Here are some records. Copy each one exactly.

— Begin —

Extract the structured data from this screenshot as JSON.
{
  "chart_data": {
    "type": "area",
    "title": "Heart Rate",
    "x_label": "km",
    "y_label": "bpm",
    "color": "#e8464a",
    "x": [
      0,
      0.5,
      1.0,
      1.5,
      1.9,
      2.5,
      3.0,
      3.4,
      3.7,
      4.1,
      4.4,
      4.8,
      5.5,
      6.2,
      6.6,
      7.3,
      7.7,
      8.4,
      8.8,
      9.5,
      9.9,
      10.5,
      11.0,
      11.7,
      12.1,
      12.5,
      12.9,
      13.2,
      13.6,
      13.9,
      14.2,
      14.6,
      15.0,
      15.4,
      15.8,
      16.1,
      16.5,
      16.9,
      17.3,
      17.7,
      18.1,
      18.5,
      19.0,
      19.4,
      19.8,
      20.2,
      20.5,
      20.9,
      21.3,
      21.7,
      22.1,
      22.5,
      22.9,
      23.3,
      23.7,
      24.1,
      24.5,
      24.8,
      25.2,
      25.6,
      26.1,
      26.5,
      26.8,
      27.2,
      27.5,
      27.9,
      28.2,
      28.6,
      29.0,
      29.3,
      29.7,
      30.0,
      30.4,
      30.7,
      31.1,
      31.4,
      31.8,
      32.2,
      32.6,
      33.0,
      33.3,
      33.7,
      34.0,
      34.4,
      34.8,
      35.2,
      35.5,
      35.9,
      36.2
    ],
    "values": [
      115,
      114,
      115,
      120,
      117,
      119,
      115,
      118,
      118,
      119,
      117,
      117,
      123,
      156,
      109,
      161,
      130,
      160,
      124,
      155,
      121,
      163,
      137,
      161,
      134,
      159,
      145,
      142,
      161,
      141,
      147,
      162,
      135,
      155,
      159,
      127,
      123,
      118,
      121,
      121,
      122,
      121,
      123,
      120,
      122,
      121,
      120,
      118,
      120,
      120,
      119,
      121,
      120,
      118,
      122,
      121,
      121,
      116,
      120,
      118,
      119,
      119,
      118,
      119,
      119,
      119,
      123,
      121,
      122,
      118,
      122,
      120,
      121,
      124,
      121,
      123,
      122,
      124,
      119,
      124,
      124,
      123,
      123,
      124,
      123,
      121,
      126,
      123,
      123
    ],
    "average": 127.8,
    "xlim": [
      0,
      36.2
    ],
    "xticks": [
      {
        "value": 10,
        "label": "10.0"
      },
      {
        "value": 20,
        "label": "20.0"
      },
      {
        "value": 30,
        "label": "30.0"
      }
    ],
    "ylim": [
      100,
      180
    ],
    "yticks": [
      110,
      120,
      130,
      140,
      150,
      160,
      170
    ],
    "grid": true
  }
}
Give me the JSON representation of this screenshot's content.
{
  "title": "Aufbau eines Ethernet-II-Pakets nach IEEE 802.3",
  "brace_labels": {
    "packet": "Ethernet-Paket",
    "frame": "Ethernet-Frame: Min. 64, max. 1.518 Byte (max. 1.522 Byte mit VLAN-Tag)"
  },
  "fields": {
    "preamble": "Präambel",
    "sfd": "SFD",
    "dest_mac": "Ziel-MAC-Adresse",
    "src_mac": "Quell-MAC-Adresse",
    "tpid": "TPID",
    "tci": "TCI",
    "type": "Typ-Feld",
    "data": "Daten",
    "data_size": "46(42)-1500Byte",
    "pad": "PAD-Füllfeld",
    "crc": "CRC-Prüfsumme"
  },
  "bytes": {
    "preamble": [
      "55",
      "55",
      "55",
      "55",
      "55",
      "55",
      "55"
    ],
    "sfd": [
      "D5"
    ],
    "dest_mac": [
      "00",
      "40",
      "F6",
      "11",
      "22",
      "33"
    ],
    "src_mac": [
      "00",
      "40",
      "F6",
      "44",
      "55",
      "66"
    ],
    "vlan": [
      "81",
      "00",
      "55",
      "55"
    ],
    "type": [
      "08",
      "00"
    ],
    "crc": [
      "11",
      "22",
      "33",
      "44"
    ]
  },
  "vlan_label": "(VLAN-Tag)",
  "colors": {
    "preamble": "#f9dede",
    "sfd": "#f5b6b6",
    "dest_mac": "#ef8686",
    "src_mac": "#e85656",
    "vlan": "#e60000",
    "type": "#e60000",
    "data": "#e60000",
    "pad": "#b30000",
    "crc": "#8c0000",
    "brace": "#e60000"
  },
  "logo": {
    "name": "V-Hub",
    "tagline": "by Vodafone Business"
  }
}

— End —

Completed task
Extract the structured data from this screenshot as JSON.
{
  "chart_data": {
    "type": "area",
    "title": "Heart Rate",
    "x_label": "km",
    "y_label": "bpm",
    "color": "#e8464a",
    "x": [
      0,
      0.5,
      1.0,
      1.5,
      1.9,
      2.5,
      3.0,
      3.4,
      3.7,
      4.1,
      4.4,
      4.8,
      5.5,
      6.2,
      6.6,
      7.3,
      7.7,
      8.4,
      8.8,
      9.5,
      9.9,
      10.5,
      11.0,
      11.7,
      12.1,
      12.5,
      12.9,
      13.2,
      13.6,
      13.9,
      14.2,
      14.6,
      15.0,
      15.4,
      15.8,
      16.1,
      16.5,
      16.9,
      17.3,
      17.7,
      18.1,
      18.5,
      19.0,
      19.4,
      19.8,
      20.2,
      20.5,
      20.9,
      21.3,
      21.7,
      22.1,
      22.5,
      22.9,
      23.3,
      23.7,
      24.1,
      24.5,
      24.8,
      25.2,
      25.6,
      26.1,
      26.5,
      26.8,
      27.2,
      27.5,
      27.9,
      28.2,
      28.6,
      29.0,
      29.3,
      29.7,
      30.0,
      30.4,
      30.7,
      31.1,
      31.4,
      31.8,
      32.2,
      32.6,
      33.0,
      33.3,
      33.7,
      34.0,
      34.4,
      34.8,
      35.2,
      35.5,
      35.9,
      36.2
    ],
    "values": [
      115,
      114,
      115,
      120,
      117,
      119,
      115,
      118,
      118,
      119,
      117,
      117,
      123,
      156,
      109,
      161,
      130,
      160,
      124,
      155,
      121,
      163,
      137,
      161,
      134,
      159,
      145,
      142,
      161,
      141,
      147,
      162,
      135,
      155,
      159,
      127,
      123,
      118,
      121,
      121,
      122,
      121,
      123,
      120,
      122,
      121,
      120,
      118,
      120,
      120,
      119,
      121,
      120,
      118,
      122,
      121,
      121,
      116,
      120,
      118,
      119,
      119,
      118,
      119,
      119,
      119,
      123,
      121,
      122,
      118,
      122,
      120,
      121,
      124,
      121,
      123,
      122,
      124,
      119,
      124,
      124,
      123,
      123,
      124,
      123,
      121,
      126,
      123,
      123
    ],
    "average": 127.8,
    "xlim": [
      0,
      36.2
    ],
    "xticks": [
      {
        "value": 10,
        "label": "10.0"
      },
      {
        "value": 20,
        "label": "20.0"
      },
      {
        "value": 30,
        "label": "30.0"
      }
    ],
    "ylim": [
      100,
      180
    ],
    "yticks": [
      110,
      120,
      130,
      140,
      150,
      160,
      170
    ],
    "grid": true
  }
}
Give me the JSON representation of this screenshot's content.
{
  "title": "Aufbau eines Ethernet-II-Pakets nach IEEE 802.3",
  "brace_labels": {
    "packet": "Ethernet-Paket",
    "frame": "Ethernet-Frame: Min. 64, max. 1.518 Byte (max. 1.522 Byte mit VLAN-Tag)"
  },
  "fields": {
    "preamble": "Präambel",
    "sfd": "SFD",
    "dest_mac": "Ziel-MAC-Adresse",
    "src_mac": "Quell-MAC-Adresse",
    "tpid": "TPID",
    "tci": "TCI",
    "type": "Typ-Feld",
    "data": "Daten",
    "data_size": "46(42)-1500Byte",
    "pad": "PAD-Füllfeld",
    "crc": "CRC-Prüfsumme"
  },
  "bytes": {
    "preamble": [
      "55",
      "55",
      "55",
      "55",
      "55",
      "55",
      "55"
    ],
    "sfd": [
      "D5"
    ],
    "dest_mac": [
      "00",
      "40",
      "F6",
      "11",
      "22",
      "33"
    ],
    "src_mac": [
      "00",
      "40",
      "F6",
      "44",
      "55",
      "66"
    ],
    "vlan": [
      "81",
      "00",
      "55",
      "55"
    ],
    "type": [
      "08",
      "00"
    ],
    "crc": [
      "11",
      "22",
      "33",
      "44"
    ]
  },
  "vlan_label": "(VLAN-Tag)",
  "colors": {
    "preamble": "#f9dede",
    "sfd": "#f5b6b6",
    "dest_mac": "#ef8686",
    "src_mac": "#e85656",
    "vlan": "#e60000",
    "type": "#e60000",
    "data": "#e60000",
    "pad": "#b30000",
    "crc": "#8c0000",
    "brace": "#e60000"
  },
  "logo": {
    "name": "V-Hub",
    "tagline": "by Vodafone Business"
  }
}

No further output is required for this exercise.